## SOURCE MATERIAL:
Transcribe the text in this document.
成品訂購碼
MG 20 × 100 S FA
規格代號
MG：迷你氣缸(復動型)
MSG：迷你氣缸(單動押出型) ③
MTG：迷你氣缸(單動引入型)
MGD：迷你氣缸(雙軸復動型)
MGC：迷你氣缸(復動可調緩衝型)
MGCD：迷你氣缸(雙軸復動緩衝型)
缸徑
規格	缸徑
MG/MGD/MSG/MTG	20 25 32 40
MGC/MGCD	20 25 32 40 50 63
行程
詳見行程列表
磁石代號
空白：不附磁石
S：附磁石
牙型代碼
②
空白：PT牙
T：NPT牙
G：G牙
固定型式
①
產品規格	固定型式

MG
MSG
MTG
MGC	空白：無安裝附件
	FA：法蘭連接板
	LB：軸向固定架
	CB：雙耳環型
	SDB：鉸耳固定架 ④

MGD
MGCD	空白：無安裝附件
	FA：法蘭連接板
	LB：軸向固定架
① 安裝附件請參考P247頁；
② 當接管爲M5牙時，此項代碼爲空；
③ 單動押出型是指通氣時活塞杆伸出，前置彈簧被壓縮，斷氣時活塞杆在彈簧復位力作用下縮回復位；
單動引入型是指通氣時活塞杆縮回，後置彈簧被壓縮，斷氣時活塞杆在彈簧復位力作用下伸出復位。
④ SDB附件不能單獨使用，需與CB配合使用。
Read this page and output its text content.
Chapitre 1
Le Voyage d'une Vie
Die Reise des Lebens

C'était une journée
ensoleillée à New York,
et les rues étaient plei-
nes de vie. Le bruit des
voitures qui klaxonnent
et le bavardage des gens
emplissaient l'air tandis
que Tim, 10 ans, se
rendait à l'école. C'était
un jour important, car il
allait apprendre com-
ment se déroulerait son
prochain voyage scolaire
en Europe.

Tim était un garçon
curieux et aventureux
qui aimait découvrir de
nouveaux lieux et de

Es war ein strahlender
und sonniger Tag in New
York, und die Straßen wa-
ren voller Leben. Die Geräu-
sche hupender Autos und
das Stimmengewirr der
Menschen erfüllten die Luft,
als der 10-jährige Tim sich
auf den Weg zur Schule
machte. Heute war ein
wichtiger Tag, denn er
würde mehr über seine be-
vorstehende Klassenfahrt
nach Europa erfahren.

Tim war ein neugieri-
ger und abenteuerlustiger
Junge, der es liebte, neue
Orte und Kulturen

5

## WHAT TO PRODUCE:
Search the data above for the string "était" and return every line that has it.

## SOLVED PROBLEM:
C'était une journée
rendait à l'école. C'était
Tim était un garçon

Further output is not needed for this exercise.